### Exercise requirements
Transcribe the entries exactly; images are not part of the copy.
--- start Data rows ---
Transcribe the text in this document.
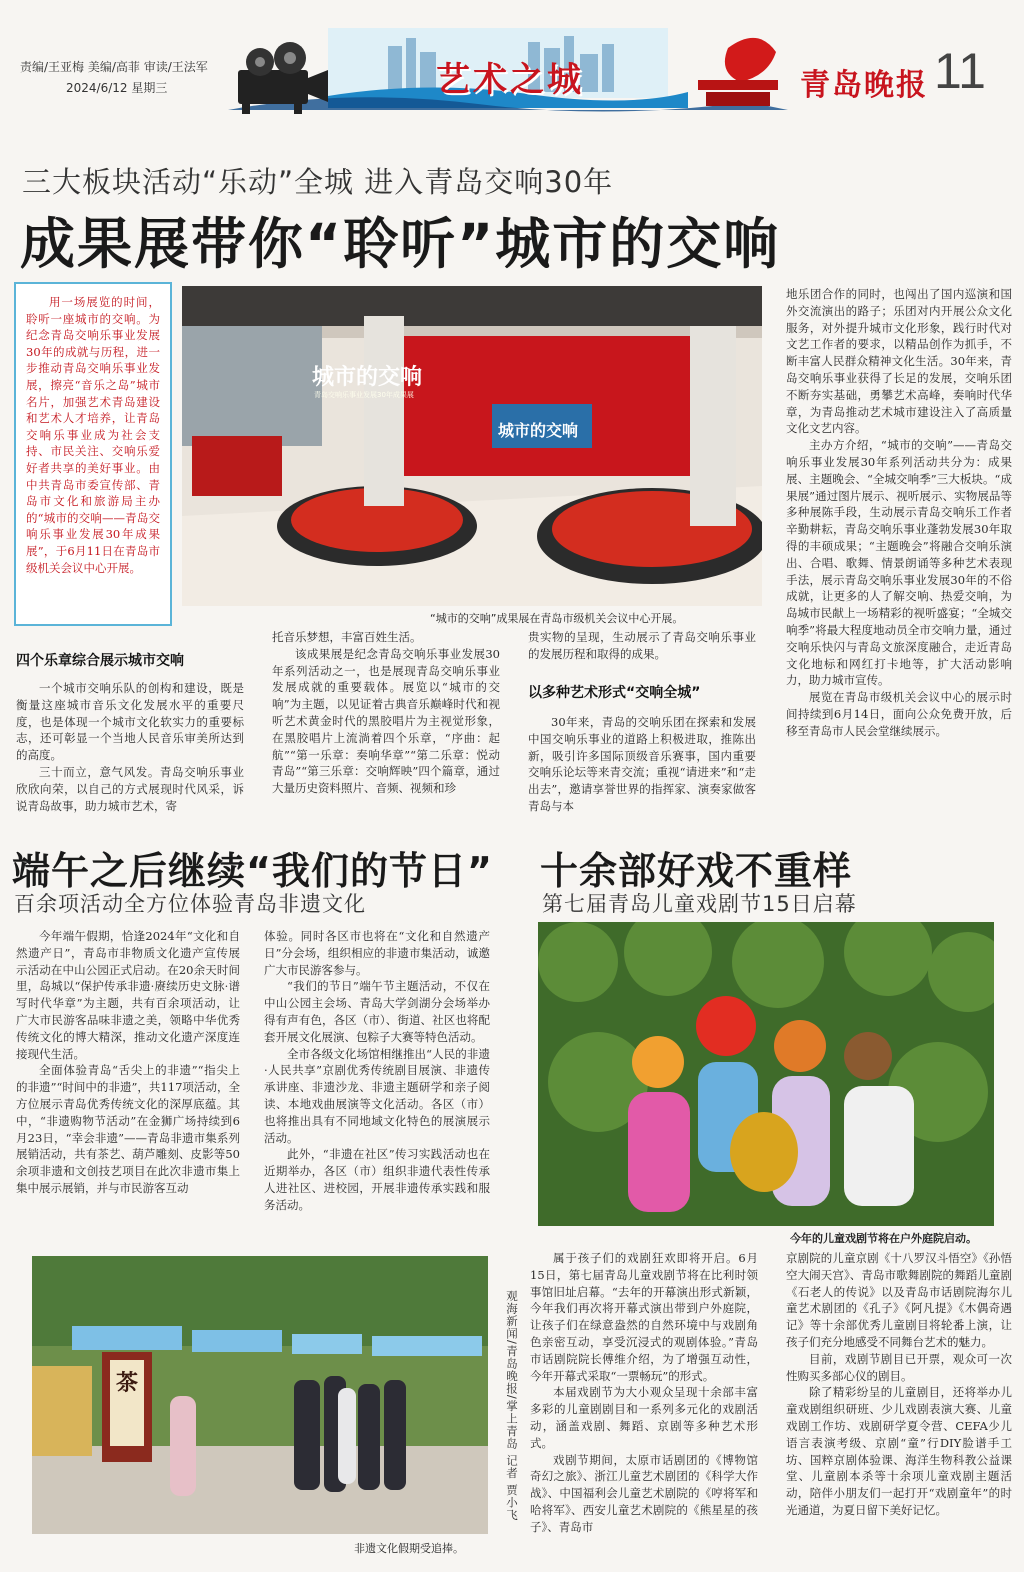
责编/王亚梅 美编/高菲 审读/王法军
2024/6/12 星期三	艺术之城	青岛晚报 11
三大板块活动“乐动”全城 进入青岛交响30年
成果展带你“聆听”城市的交响
用一场展览的时间，聆听一座城市的交响。为纪念青岛交响乐事业发展30年的成就与历程，进一步推动青岛交响乐事业发展，擦亮“音乐之岛”城市名片，加强艺术青岛建设和艺术人才培养，让青岛交响乐事业成为社会支持、市民关注、交响乐爱好者共享的美好事业。由中共青岛市委宣传部、青岛市文化和旅游局主办的“城市的交响——青岛交响乐事业发展30年成果展”，于6月11日在青岛市级机关会议中心开展。
城市的交响
青岛交响乐事业发展30年成果展
城市的交响
“城市的交响”成果展在青岛市级机关会议中心开展。
四个乐章综合展示城市交响

一个城市交响乐队的创构和建设，既是衡量这座城市音乐文化发展水平的重要尺度，也是体现一个城市文化软实力的重要标志，还可彰显一个当地人民音乐审美所达到的高度。

三十而立，意气风发。青岛交响乐事业欣欣向荣，以自己的方式展现时代风采，诉说青岛故事，助力城市艺术，寄

托音乐梦想，丰富百姓生活。

该成果展是纪念青岛交响乐事业发展30年系列活动之一，也是展现青岛交响乐事业发展成就的重要载体。展览以“城市的交响”为主题，以见证着古典音乐巅峰时代和视听艺术黄金时代的黑胶唱片为主视觉形象，在黑胶唱片上流淌着四个乐章，“序曲：起航”“第一乐章：奏响华章”“第二乐章：悦动青岛”“第三乐章：交响辉映”四个篇章，通过大量历史资料照片、音频、视频和珍

贵实物的呈现，生动展示了青岛交响乐事业的发展历程和取得的成果。

以多种艺术形式“交响全城”

30年来，青岛的交响乐团在探索和发展中国交响乐事业的道路上积极进取，推陈出新，吸引许多国际顶级音乐赛事，国内重要交响乐论坛等来青交流；重视“请进来”和“走出去”，邀请享誉世界的指挥家、演奏家做客青岛与本

地乐团合作的同时，也闯出了国内巡演和国外交流演出的路子；乐团对内开展公众文化服务，对外提升城市文化形象，践行时代对文艺工作者的要求，以精品创作为抓手，不断丰富人民群众精神文化生活。30年来，青岛交响乐事业获得了长足的发展，交响乐团不断夯实基础，勇攀艺术高峰，奏响时代华章，为青岛推动艺术城市建设注入了高质量文化文艺内容。

主办方介绍，“城市的交响”——青岛交响乐事业发展30年系列活动共分为：成果展、主题晚会、“全城交响季”三大板块。“成果展”通过图片展示、视听展示、实物展品等多种展陈手段，生动展示青岛交响乐工作者辛勤耕耘，青岛交响乐事业蓬勃发展30年取得的丰硕成果；“主题晚会”将融合交响乐演出、合唱、歌舞、情景朗诵等多种艺术表现手法，展示青岛交响乐事业发展30年的不俗成就，让更多的人了解交响、热爱交响，为岛城市民献上一场精彩的视听盛宴；“全城交响季”将最大程度地动员全市交响力量，通过交响乐快闪与青岛文旅深度融合，走近青岛文化地标和网红打卡地等，扩大活动影响力，助力城市宣传。

展览在青岛市级机关会议中心的展示时间持续到6月14日，面向公众免费开放，后移至青岛市人民会堂继续展示。

端午之后继续“我们的节日”
百余项活动全方位体验青岛非遗文化

今年端午假期，恰逢2024年“文化和自然遗产日”，青岛市非物质文化遗产宣传展示活动在中山公园正式启动。在20余天时间里，岛城以“保护传承非遗·赓续历史文脉·谱写时代华章”为主题，共有百余项活动，让广大市民游客品味非遗之美，领略中华优秀传统文化的博大精深，推动文化遗产深度连接现代生活。

全面体验青岛“舌尖上的非遗”“指尖上的非遗”“时间中的非遗”，共117项活动，全方位展示青岛优秀传统文化的深厚底蕴。其中，“非遗购物节活动”在金狮广场持续到6月23日，“幸会非遗”——青岛非遗市集系列展销活动，共有茶艺、葫芦雕刻、皮影等50余项非遗和文创技艺项目在此次非遗市集上集中展示展销，并与市民游客互动

体验。同时各区市也将在“文化和自然遗产日”分会场，组织相应的非遗市集活动，诚邀广大市民游客参与。

“我们的节日”端午节主题活动，不仅在中山公园主会场、青岛大学剑湖分会场举办得有声有色，各区（市）、街道、社区也将配套开展文化展演、包粽子大赛等特色活动。

全市各级文化场馆相继推出“人民的非遗·人民共享”京剧优秀传统剧目展演、非遗传承讲座、非遗沙龙、非遗主题研学和亲子阅读、本地戏曲展演等文化活动。各区（市）也将推出具有不同地域文化特色的展演展示活动。

此外，“非遗在社区”传习实践活动也在近期举办，各区（市）组织非遗代表性传承人进社区、进校园，开展非遗传承实践和服务活动。

茶
非遗文化假期受追捧。
观海新闻/青岛晚报/掌上青岛 记者 贾小飞
十余部好戏不重样
第七届青岛儿童戏剧节15日启幕
今年的儿童戏剧节将在户外庭院启动。

属于孩子们的戏剧狂欢即将开启。6月15日，第七届青岛儿童戏剧节将在比利时领事馆旧址启幕。“去年的开幕演出形式新颖，今年我们再次将开幕式演出带到户外庭院，让孩子们在绿意盎然的自然环境中与戏剧角色亲密互动，享受沉浸式的观剧体验。”青岛市话剧院院长傅维介绍，为了增强互动性，今年开幕式采取“一票畅玩”的形式。

本届戏剧节为大小观众呈现十余部丰富多彩的儿童剧剧目和一系列多元化的戏剧活动，涵盖戏剧、舞蹈、京剧等多种艺术形式。

戏剧节期间，太原市话剧团的《博物馆奇幻之旅》、浙江儿童艺术剧团的《科学大作战》、中国福利会儿童艺术剧院的《哼将军和哈将军》、西安儿童艺术剧院的《熊星星的孩子》、青岛市

京剧院的儿童京剧《十八罗汉斗悟空》《孙悟空大闹天宫》、青岛市歌舞剧院的舞蹈儿童剧《石老人的传说》以及青岛市话剧院海尔儿童艺术剧团的《孔子》《阿凡提》《木偶奇遇记》等十余部优秀儿童剧目将轮番上演，让孩子们充分地感受不同舞台艺术的魅力。

目前，戏剧节剧目已开票，观众可一次性购买多部心仪的剧目。

除了精彩纷呈的儿童剧目，还将举办儿童戏剧组织研班、少儿戏剧表演大赛、儿童戏剧工作坊、戏剧研学夏令营、CEFA少儿语言表演考级、京剧“童”行DIY脸谱手工坊、国粹京剧体验课、海洋生物科教公益课堂、儿童剧本杀等十余项儿童戏剧主题活动，陪伴小朋友们一起打开“戏剧童年”的时光通道，为夏日留下美好记忆。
--- end Data rows ---
### Complete answer
Transcribe the text in this document.
责编/王亚梅 美编/高菲 审读/王法军
2024/6/12 星期三	艺术之城	青岛晚报 11
三大板块活动“乐动”全城 进入青岛交响30年
成果展带你“聆听”城市的交响
用一场展览的时间，聆听一座城市的交响。为纪念青岛交响乐事业发展30年的成就与历程，进一步推动青岛交响乐事业发展，擦亮“音乐之岛”城市名片，加强艺术青岛建设和艺术人才培养，让青岛交响乐事业成为社会支持、市民关注、交响乐爱好者共享的美好事业。由中共青岛市委宣传部、青岛市文化和旅游局主办的“城市的交响——青岛交响乐事业发展30年成果展”，于6月11日在青岛市级机关会议中心开展。
城市的交响
青岛交响乐事业发展30年成果展
城市的交响
“城市的交响”成果展在青岛市级机关会议中心开展。
四个乐章综合展示城市交响

一个城市交响乐队的创构和建设，既是衡量这座城市音乐文化发展水平的重要尺度，也是体现一个城市文化软实力的重要标志，还可彰显一个当地人民音乐审美所达到的高度。

三十而立，意气风发。青岛交响乐事业欣欣向荣，以自己的方式展现时代风采，诉说青岛故事，助力城市艺术，寄

托音乐梦想，丰富百姓生活。

该成果展是纪念青岛交响乐事业发展30年系列活动之一，也是展现青岛交响乐事业发展成就的重要载体。展览以“城市的交响”为主题，以见证着古典音乐巅峰时代和视听艺术黄金时代的黑胶唱片为主视觉形象，在黑胶唱片上流淌着四个乐章，“序曲：起航”“第一乐章：奏响华章”“第二乐章：悦动青岛”“第三乐章：交响辉映”四个篇章，通过大量历史资料照片、音频、视频和珍

贵实物的呈现，生动展示了青岛交响乐事业的发展历程和取得的成果。

以多种艺术形式“交响全城”

30年来，青岛的交响乐团在探索和发展中国交响乐事业的道路上积极进取，推陈出新，吸引许多国际顶级音乐赛事，国内重要交响乐论坛等来青交流；重视“请进来”和“走出去”，邀请享誉世界的指挥家、演奏家做客青岛与本

地乐团合作的同时，也闯出了国内巡演和国外交流演出的路子；乐团对内开展公众文化服务，对外提升城市文化形象，践行时代对文艺工作者的要求，以精品创作为抓手，不断丰富人民群众精神文化生活。30年来，青岛交响乐事业获得了长足的发展，交响乐团不断夯实基础，勇攀艺术高峰，奏响时代华章，为青岛推动艺术城市建设注入了高质量文化文艺内容。

主办方介绍，“城市的交响”——青岛交响乐事业发展30年系列活动共分为：成果展、主题晚会、“全城交响季”三大板块。“成果展”通过图片展示、视听展示、实物展品等多种展陈手段，生动展示青岛交响乐工作者辛勤耕耘，青岛交响乐事业蓬勃发展30年取得的丰硕成果；“主题晚会”将融合交响乐演出、合唱、歌舞、情景朗诵等多种艺术表现手法，展示青岛交响乐事业发展30年的不俗成就，让更多的人了解交响、热爱交响，为岛城市民献上一场精彩的视听盛宴；“全城交响季”将最大程度地动员全市交响力量，通过交响乐快闪与青岛文旅深度融合，走近青岛文化地标和网红打卡地等，扩大活动影响力，助力城市宣传。

展览在青岛市级机关会议中心的展示时间持续到6月14日，面向公众免费开放，后移至青岛市人民会堂继续展示。

端午之后继续“我们的节日”
百余项活动全方位体验青岛非遗文化

今年端午假期，恰逢2024年“文化和自然遗产日”，青岛市非物质文化遗产宣传展示活动在中山公园正式启动。在20余天时间里，岛城以“保护传承非遗·赓续历史文脉·谱写时代华章”为主题，共有百余项活动，让广大市民游客品味非遗之美，领略中华优秀传统文化的博大精深，推动文化遗产深度连接现代生活。

全面体验青岛“舌尖上的非遗”“指尖上的非遗”“时间中的非遗”，共117项活动，全方位展示青岛优秀传统文化的深厚底蕴。其中，“非遗购物节活动”在金狮广场持续到6月23日，“幸会非遗”——青岛非遗市集系列展销活动，共有茶艺、葫芦雕刻、皮影等50余项非遗和文创技艺项目在此次非遗市集上集中展示展销，并与市民游客互动

体验。同时各区市也将在“文化和自然遗产日”分会场，组织相应的非遗市集活动，诚邀广大市民游客参与。

“我们的节日”端午节主题活动，不仅在中山公园主会场、青岛大学剑湖分会场举办得有声有色，各区（市）、街道、社区也将配套开展文化展演、包粽子大赛等特色活动。

全市各级文化场馆相继推出“人民的非遗·人民共享”京剧优秀传统剧目展演、非遗传承讲座、非遗沙龙、非遗主题研学和亲子阅读、本地戏曲展演等文化活动。各区（市）也将推出具有不同地域文化特色的展演展示活动。

此外，“非遗在社区”传习实践活动也在近期举办，各区（市）组织非遗代表性传承人进社区、进校园，开展非遗传承实践和服务活动。

茶
非遗文化假期受追捧。
观海新闻/青岛晚报/掌上青岛 记者 贾小飞
十余部好戏不重样
第七届青岛儿童戏剧节15日启幕
今年的儿童戏剧节将在户外庭院启动。

属于孩子们的戏剧狂欢即将开启。6月15日，第七届青岛儿童戏剧节将在比利时领事馆旧址启幕。“去年的开幕演出形式新颖，今年我们再次将开幕式演出带到户外庭院，让孩子们在绿意盎然的自然环境中与戏剧角色亲密互动，享受沉浸式的观剧体验。”青岛市话剧院院长傅维介绍，为了增强互动性，今年开幕式采取“一票畅玩”的形式。

本届戏剧节为大小观众呈现十余部丰富多彩的儿童剧剧目和一系列多元化的戏剧活动，涵盖戏剧、舞蹈、京剧等多种艺术形式。

戏剧节期间，太原市话剧团的《博物馆奇幻之旅》、浙江儿童艺术剧团的《科学大作战》、中国福利会儿童艺术剧院的《哼将军和哈将军》、西安儿童艺术剧院的《熊星星的孩子》、青岛市

京剧院的儿童京剧《十八罗汉斗悟空》《孙悟空大闹天宫》、青岛市歌舞剧院的舞蹈儿童剧《石老人的传说》以及青岛市话剧院海尔儿童艺术剧团的《孔子》《阿凡提》《木偶奇遇记》等十余部优秀儿童剧目将轮番上演，让孩子们充分地感受不同舞台艺术的魅力。

目前，戏剧节剧目已开票，观众可一次性购买多部心仪的剧目。

除了精彩纷呈的儿童剧目，还将举办儿童戏剧组织研班、少儿戏剧表演大赛、儿童戏剧工作坊、戏剧研学夏令营、CEFA少儿语言表演考级、京剧“童”行DIY脸谱手工坊、国粹京剧体验课、海洋生物科教公益课堂、儿童剧本杀等十余项儿童戏剧主题活动，陪伴小朋友们一起打开“戏剧童年”的时光通道，为夏日留下美好记忆。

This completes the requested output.